** Directive **
Filter this data down to the lines that hold "проймы", and copy them.

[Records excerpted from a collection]
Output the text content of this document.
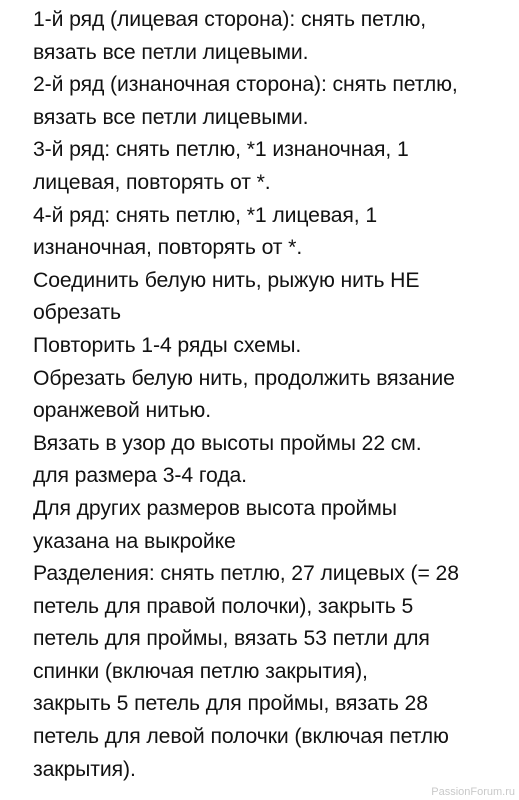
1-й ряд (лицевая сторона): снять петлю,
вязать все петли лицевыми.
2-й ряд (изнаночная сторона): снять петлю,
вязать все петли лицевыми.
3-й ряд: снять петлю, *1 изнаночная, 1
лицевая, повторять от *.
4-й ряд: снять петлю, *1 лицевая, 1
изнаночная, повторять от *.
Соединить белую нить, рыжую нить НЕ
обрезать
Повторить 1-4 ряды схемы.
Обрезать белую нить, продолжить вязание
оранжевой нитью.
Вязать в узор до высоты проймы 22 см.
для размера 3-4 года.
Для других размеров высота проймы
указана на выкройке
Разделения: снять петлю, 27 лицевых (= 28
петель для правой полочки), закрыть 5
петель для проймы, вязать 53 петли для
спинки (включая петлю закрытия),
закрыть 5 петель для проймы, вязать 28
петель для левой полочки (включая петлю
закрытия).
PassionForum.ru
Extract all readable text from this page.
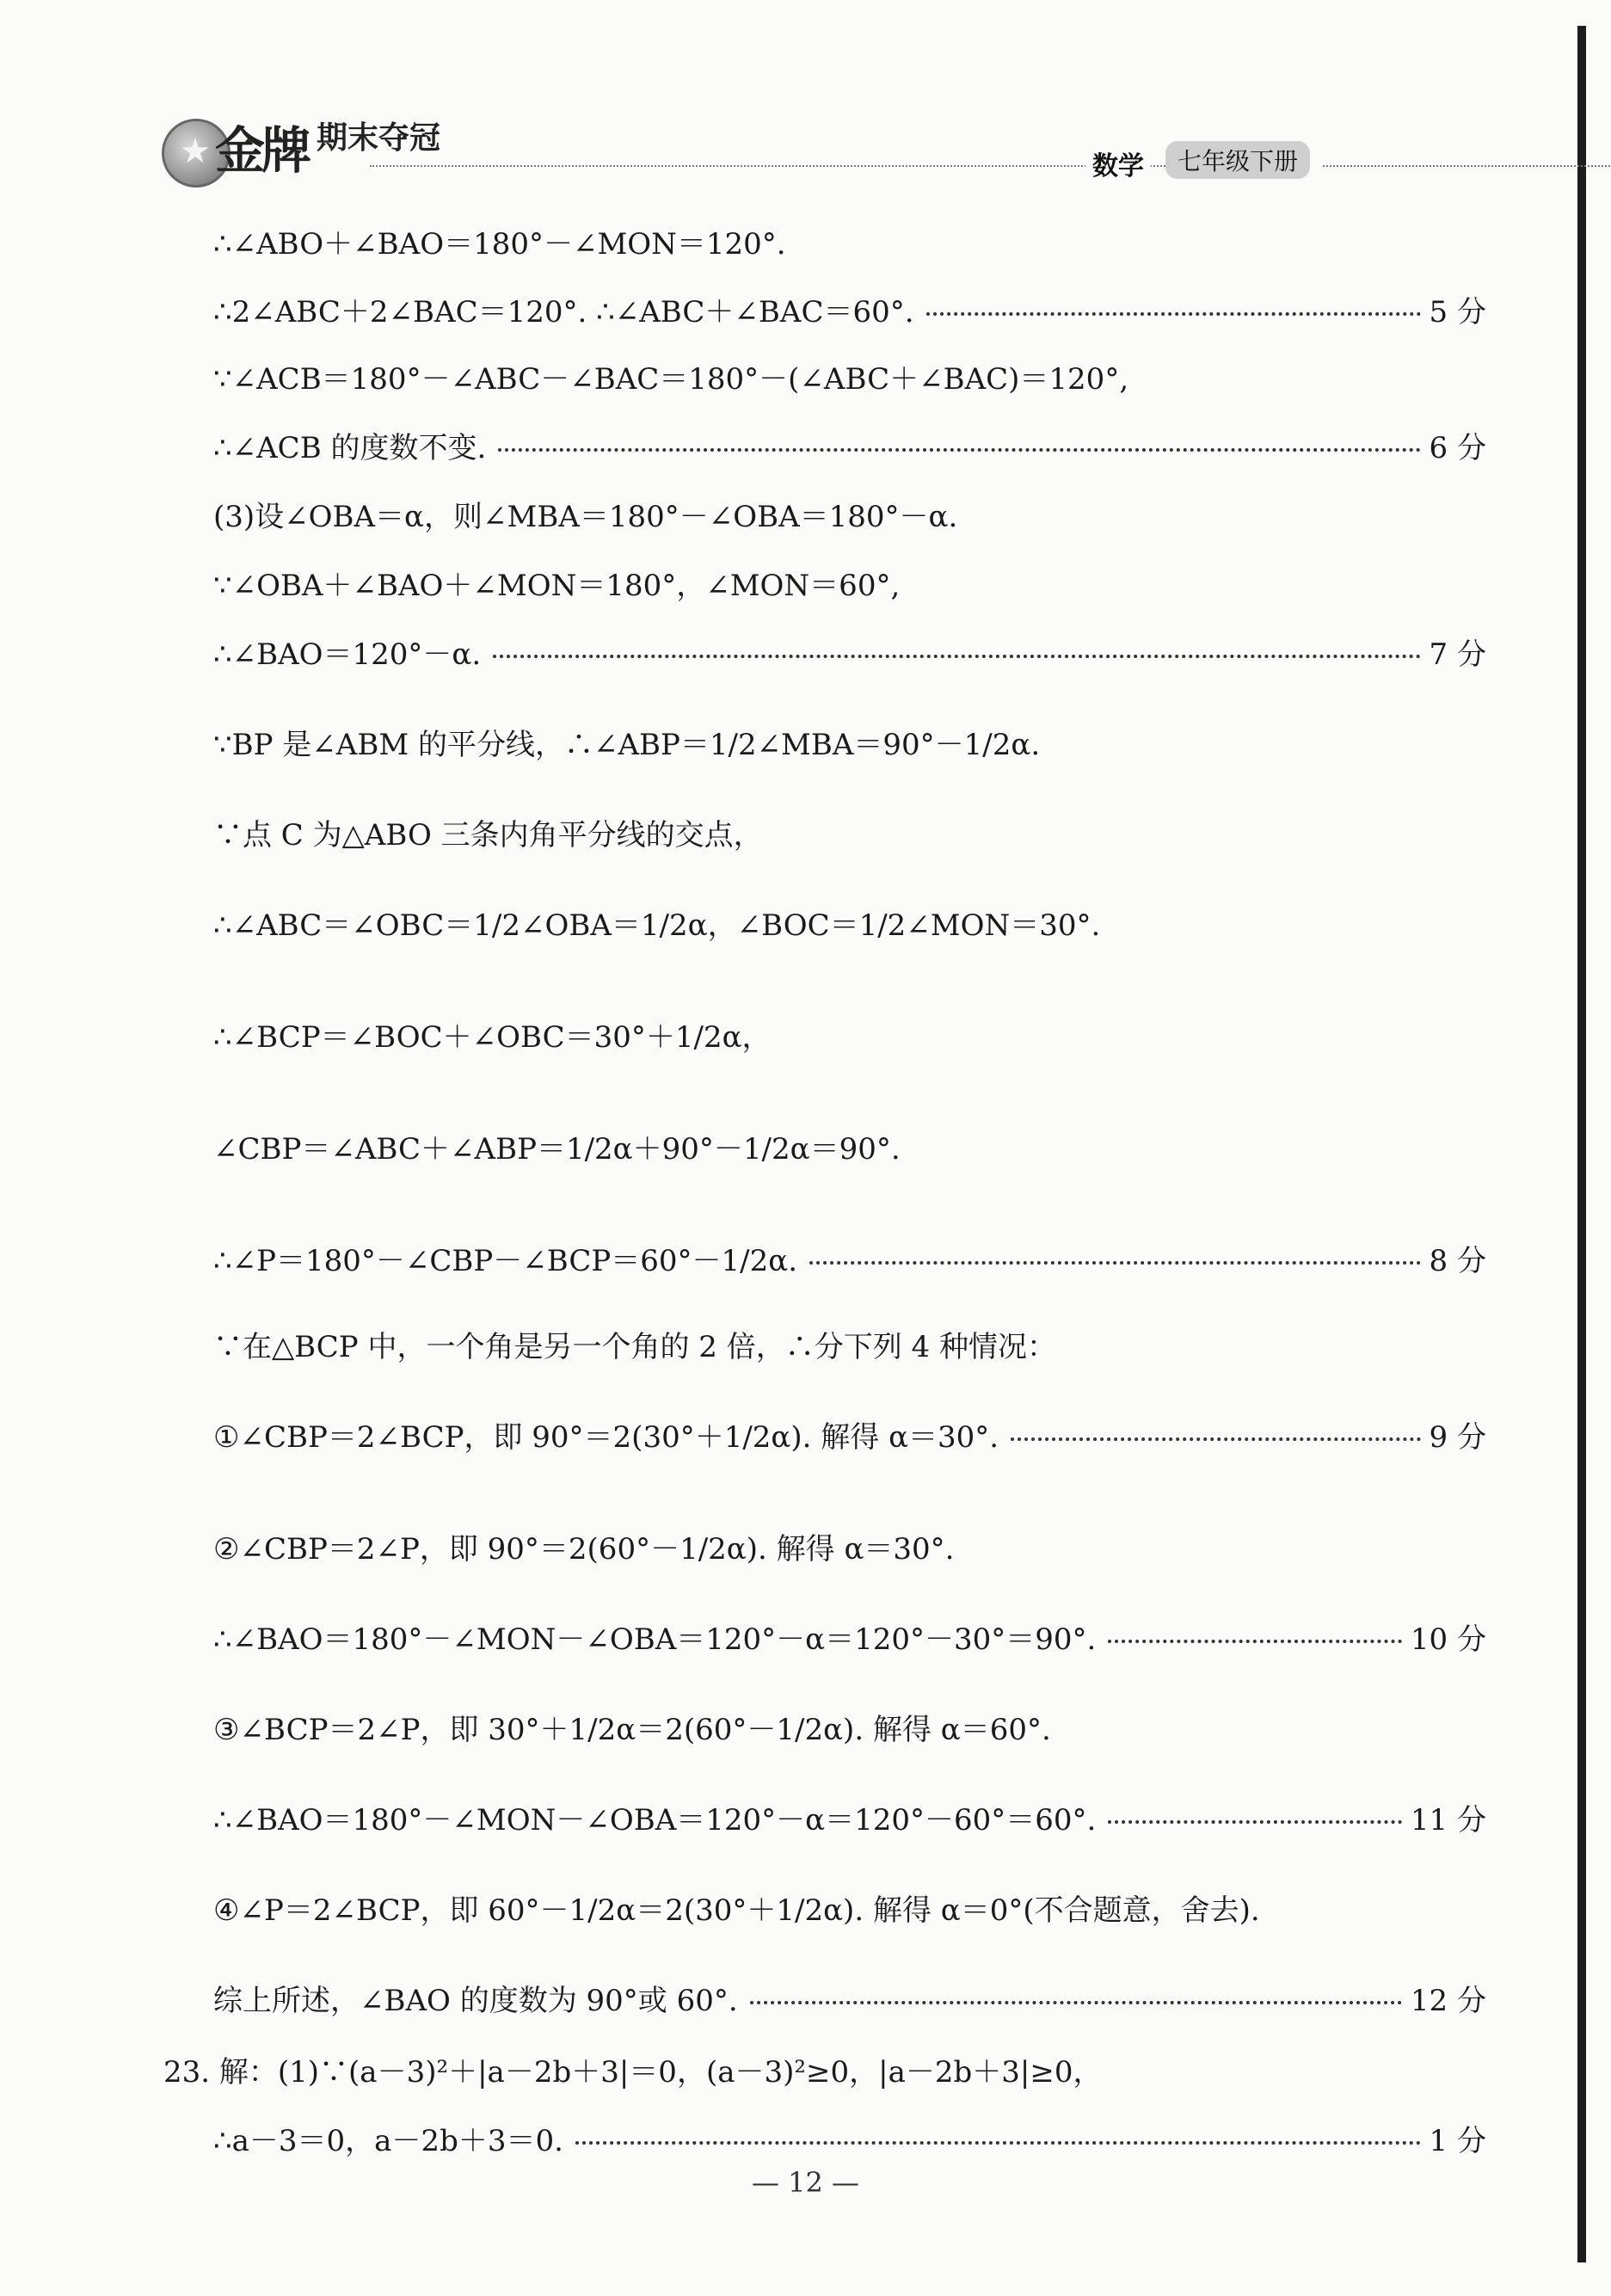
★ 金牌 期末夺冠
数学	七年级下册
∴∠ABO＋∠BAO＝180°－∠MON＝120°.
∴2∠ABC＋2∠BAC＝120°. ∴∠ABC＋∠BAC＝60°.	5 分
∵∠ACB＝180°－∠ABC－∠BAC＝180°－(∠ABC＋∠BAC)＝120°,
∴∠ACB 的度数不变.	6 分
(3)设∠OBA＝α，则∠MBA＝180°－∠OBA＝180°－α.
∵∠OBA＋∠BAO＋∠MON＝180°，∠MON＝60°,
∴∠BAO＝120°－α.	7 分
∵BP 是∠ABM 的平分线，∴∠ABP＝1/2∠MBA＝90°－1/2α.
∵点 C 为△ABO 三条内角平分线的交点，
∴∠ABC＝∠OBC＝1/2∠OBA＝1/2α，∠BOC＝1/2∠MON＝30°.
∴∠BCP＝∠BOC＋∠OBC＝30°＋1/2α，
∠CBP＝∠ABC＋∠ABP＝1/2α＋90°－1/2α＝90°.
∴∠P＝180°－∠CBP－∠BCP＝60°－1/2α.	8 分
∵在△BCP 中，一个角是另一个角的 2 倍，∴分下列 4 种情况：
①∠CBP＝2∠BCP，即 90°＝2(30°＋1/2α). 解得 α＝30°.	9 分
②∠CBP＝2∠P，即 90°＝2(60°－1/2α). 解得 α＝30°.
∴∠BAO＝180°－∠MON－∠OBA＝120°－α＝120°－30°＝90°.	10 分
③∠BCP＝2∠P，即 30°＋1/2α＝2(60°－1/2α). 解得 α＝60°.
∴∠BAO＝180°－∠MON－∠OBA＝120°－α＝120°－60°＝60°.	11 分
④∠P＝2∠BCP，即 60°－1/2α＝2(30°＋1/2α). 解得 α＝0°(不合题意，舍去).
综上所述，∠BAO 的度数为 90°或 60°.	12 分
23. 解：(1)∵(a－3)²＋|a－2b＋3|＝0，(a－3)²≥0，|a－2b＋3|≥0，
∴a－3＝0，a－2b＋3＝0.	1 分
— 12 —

* * *

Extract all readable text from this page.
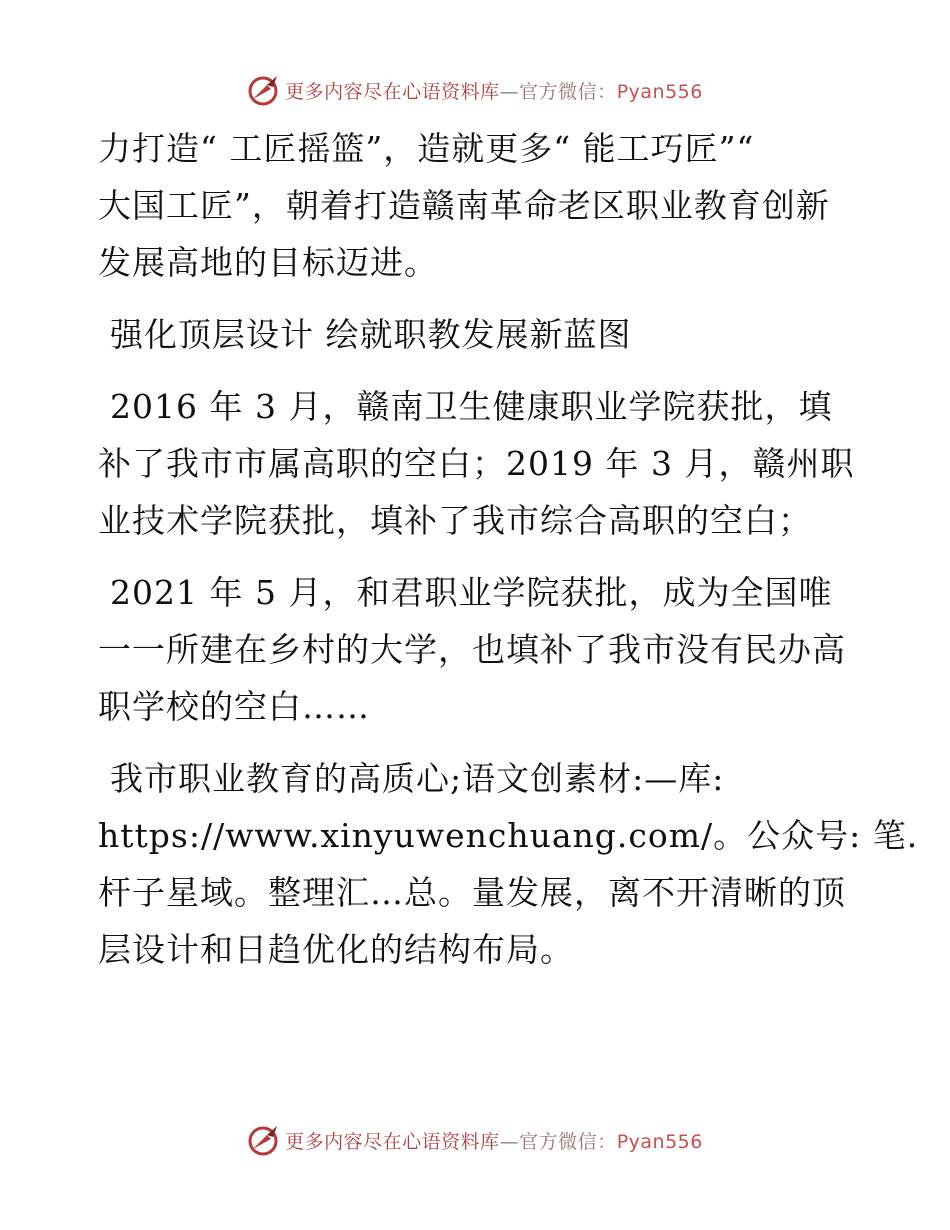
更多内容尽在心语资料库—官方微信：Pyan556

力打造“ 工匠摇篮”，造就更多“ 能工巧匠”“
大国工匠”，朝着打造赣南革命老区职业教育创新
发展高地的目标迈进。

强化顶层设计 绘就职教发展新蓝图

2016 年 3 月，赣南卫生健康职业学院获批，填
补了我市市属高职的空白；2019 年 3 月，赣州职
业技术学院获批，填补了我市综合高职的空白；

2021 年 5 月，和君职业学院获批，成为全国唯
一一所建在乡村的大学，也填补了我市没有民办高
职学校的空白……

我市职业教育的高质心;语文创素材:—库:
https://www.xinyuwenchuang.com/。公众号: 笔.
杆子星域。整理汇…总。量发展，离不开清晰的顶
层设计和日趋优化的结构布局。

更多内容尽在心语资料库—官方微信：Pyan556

** Final result **
Вязать в узор до высоты проймы 22 см.
Для других размеров высота проймы
петель для проймы, вязать 53 петли для
закрыть 5 петель для проймы, вязать 28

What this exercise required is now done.